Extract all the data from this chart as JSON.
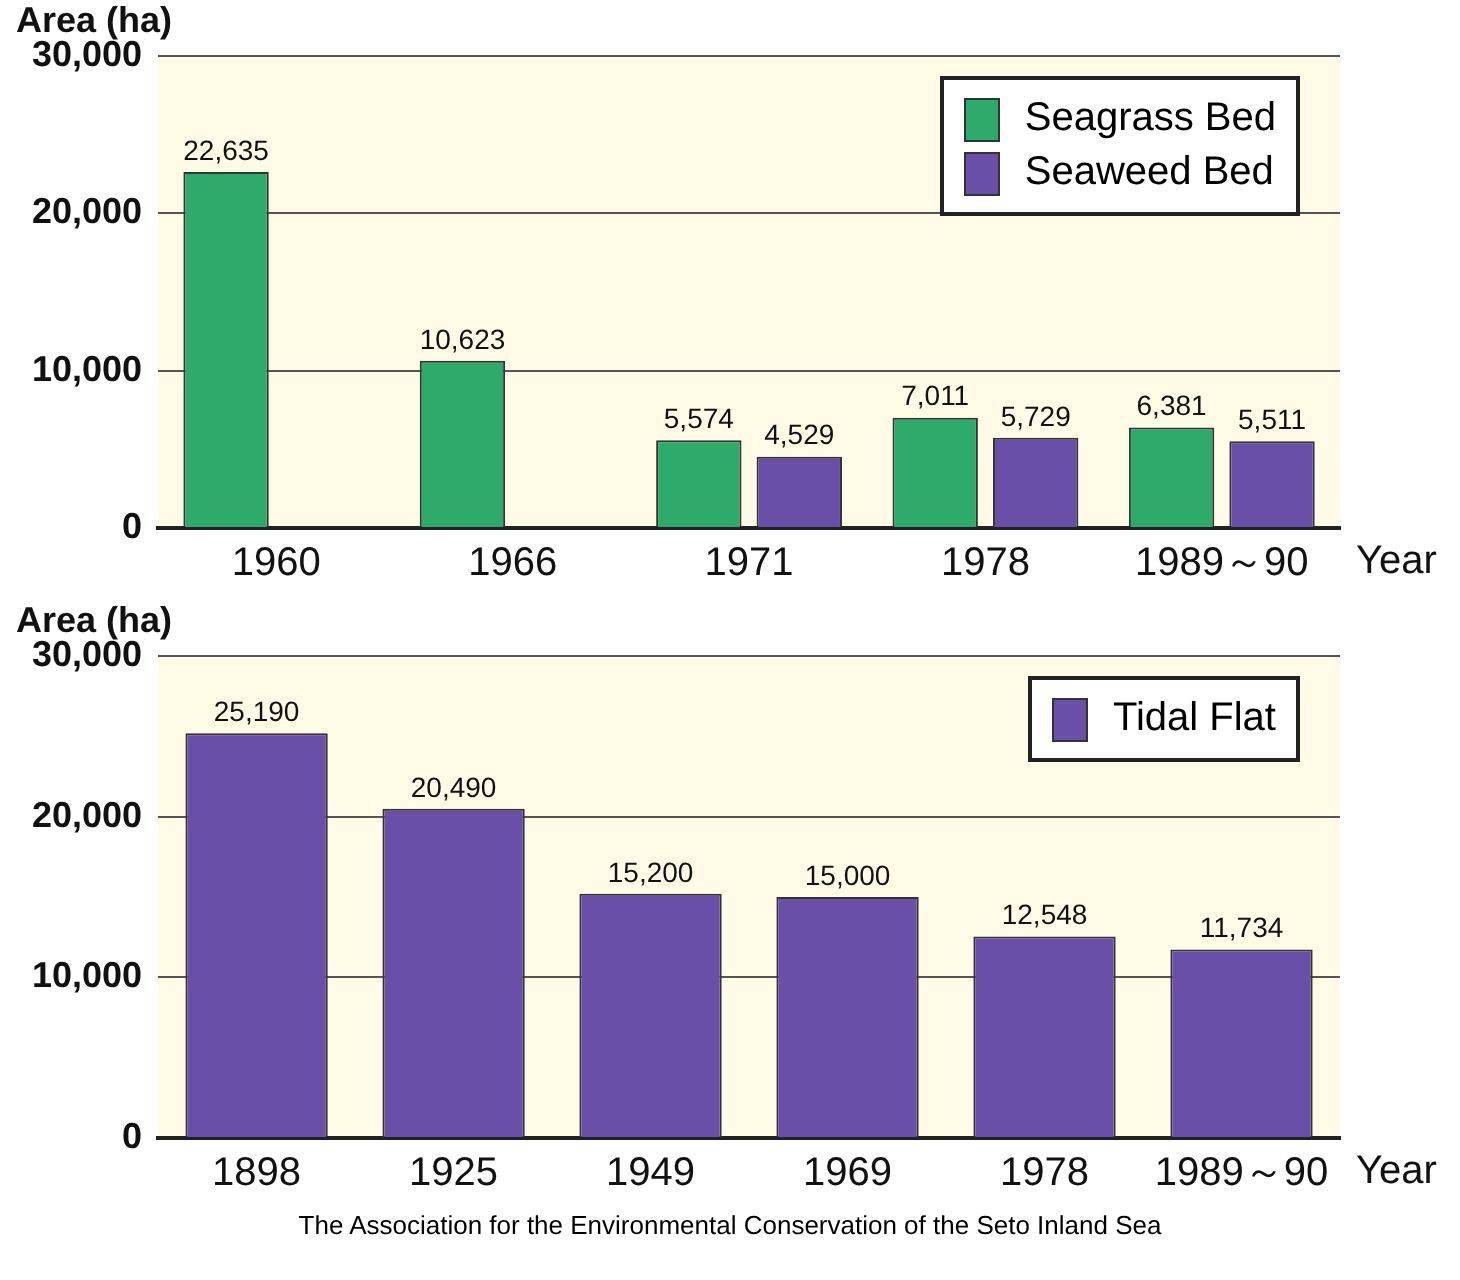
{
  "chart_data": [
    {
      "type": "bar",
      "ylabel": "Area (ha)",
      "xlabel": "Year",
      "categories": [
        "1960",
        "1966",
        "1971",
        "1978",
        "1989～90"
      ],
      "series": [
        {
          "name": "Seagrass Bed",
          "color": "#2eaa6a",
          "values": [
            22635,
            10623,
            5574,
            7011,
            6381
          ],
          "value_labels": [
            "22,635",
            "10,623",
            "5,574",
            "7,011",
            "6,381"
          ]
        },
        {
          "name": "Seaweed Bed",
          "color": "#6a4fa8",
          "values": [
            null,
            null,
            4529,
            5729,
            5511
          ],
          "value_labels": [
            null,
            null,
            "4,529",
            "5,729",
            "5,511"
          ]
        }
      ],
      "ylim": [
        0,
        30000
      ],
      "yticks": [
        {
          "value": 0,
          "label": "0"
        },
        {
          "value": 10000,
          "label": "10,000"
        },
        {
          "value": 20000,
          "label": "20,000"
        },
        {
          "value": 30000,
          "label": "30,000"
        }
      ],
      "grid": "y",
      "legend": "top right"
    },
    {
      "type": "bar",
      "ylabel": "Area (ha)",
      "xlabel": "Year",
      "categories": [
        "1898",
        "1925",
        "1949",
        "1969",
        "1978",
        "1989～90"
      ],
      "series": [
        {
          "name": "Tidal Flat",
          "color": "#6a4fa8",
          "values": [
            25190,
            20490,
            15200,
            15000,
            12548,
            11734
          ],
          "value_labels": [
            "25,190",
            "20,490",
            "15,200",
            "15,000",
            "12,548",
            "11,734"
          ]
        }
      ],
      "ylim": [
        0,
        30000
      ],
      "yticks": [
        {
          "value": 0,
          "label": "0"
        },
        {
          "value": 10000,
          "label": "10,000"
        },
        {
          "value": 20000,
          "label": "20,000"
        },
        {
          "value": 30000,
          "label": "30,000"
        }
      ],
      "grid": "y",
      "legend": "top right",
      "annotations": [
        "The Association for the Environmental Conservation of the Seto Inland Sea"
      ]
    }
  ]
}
§
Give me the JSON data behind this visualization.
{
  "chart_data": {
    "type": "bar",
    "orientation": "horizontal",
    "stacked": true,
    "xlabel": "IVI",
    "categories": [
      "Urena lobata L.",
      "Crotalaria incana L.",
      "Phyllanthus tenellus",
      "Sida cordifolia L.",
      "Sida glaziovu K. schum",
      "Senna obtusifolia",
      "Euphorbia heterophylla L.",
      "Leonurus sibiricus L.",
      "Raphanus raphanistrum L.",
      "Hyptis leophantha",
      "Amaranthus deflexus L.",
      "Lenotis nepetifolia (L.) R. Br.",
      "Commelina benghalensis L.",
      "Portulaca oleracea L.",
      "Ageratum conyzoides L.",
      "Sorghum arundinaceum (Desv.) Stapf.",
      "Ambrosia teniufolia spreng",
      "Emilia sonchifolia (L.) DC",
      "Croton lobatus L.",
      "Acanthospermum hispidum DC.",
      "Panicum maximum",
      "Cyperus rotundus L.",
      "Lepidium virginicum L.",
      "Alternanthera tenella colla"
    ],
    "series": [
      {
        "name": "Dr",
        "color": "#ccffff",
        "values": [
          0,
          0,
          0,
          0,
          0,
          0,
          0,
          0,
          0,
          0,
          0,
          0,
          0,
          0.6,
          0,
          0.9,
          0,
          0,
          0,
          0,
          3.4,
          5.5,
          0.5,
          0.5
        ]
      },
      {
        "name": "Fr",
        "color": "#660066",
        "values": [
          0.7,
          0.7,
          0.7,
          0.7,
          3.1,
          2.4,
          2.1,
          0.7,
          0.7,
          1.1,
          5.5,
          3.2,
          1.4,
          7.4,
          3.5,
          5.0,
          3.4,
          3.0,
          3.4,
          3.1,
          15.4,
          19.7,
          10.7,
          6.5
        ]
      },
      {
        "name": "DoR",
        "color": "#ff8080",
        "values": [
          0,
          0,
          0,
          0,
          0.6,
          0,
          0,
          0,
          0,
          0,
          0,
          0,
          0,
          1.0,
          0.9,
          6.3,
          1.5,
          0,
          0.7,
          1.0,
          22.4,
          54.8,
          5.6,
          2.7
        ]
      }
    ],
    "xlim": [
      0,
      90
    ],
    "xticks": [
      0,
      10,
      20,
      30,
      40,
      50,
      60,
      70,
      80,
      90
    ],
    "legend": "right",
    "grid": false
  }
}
§
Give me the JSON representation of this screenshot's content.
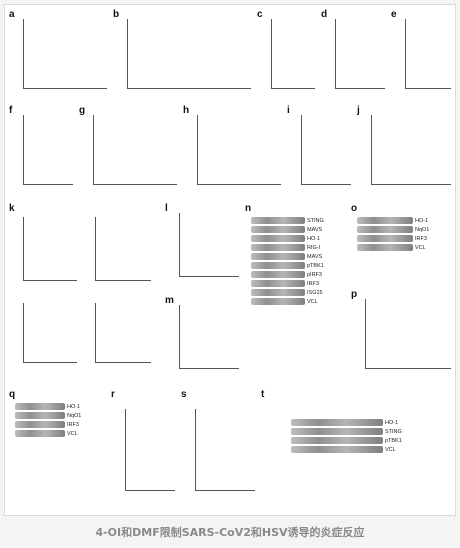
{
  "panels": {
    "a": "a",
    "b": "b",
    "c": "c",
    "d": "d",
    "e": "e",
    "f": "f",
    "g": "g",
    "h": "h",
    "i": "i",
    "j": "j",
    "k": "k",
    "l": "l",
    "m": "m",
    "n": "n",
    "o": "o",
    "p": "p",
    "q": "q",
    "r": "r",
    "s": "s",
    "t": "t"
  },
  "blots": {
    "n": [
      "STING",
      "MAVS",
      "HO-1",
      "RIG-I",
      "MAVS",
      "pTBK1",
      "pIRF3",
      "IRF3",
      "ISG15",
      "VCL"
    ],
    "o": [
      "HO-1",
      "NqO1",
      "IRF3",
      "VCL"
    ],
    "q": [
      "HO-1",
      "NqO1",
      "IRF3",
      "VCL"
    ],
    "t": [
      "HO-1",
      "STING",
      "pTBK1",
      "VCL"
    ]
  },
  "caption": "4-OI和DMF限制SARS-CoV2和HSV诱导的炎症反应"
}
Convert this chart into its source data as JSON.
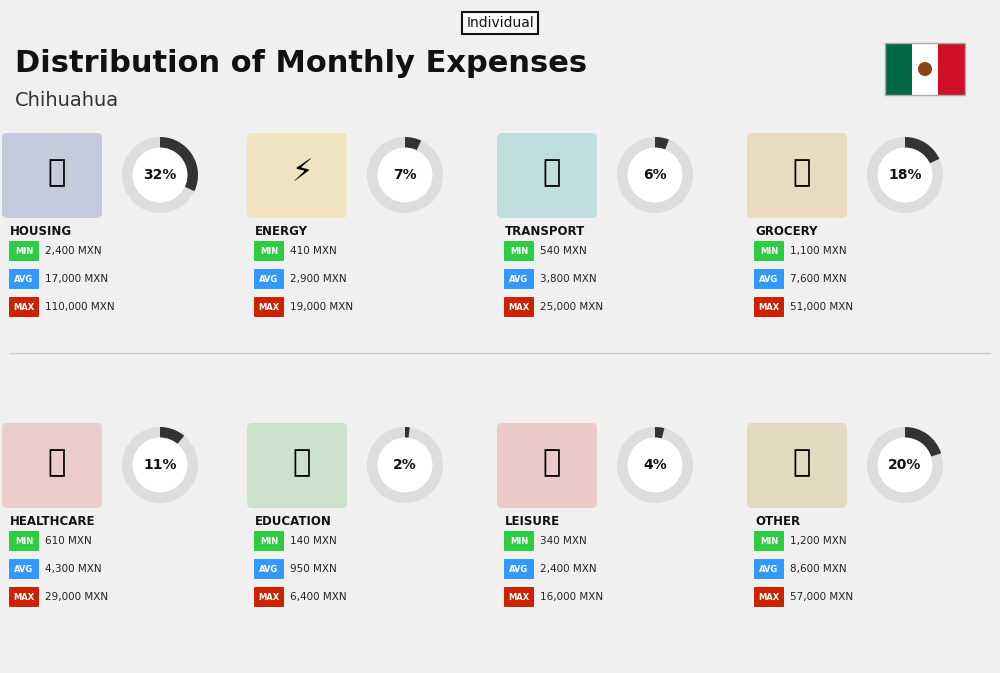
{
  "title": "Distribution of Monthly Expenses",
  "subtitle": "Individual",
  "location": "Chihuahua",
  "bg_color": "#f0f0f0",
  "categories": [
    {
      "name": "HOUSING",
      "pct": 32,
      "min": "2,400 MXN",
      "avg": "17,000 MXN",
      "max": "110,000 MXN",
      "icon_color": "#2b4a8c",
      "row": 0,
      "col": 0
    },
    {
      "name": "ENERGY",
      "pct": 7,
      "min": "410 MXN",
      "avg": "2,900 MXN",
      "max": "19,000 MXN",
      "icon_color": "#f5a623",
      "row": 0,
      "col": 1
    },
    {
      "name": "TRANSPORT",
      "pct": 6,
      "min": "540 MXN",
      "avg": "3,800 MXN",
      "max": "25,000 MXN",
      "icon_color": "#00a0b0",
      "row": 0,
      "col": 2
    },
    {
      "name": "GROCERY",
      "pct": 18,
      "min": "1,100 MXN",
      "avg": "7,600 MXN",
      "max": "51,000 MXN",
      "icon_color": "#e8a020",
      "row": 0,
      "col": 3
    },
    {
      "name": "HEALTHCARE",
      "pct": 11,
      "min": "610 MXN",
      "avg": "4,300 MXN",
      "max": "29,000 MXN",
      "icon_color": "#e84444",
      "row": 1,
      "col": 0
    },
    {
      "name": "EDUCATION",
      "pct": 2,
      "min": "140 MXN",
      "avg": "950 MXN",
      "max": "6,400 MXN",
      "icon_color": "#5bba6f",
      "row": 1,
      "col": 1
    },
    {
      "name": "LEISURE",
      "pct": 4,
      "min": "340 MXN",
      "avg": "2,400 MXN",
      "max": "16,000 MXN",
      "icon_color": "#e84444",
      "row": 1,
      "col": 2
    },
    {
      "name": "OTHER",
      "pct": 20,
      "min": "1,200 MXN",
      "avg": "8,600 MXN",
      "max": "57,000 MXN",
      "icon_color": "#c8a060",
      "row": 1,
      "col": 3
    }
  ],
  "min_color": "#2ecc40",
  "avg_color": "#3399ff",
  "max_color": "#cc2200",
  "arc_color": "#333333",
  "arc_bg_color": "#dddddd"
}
§
Scan the lines above for "right", then copy every one that has it.

— EXERCISE OUTPUT —
      "legend": "top right"
      "legend": "top right",
    "legend": "right",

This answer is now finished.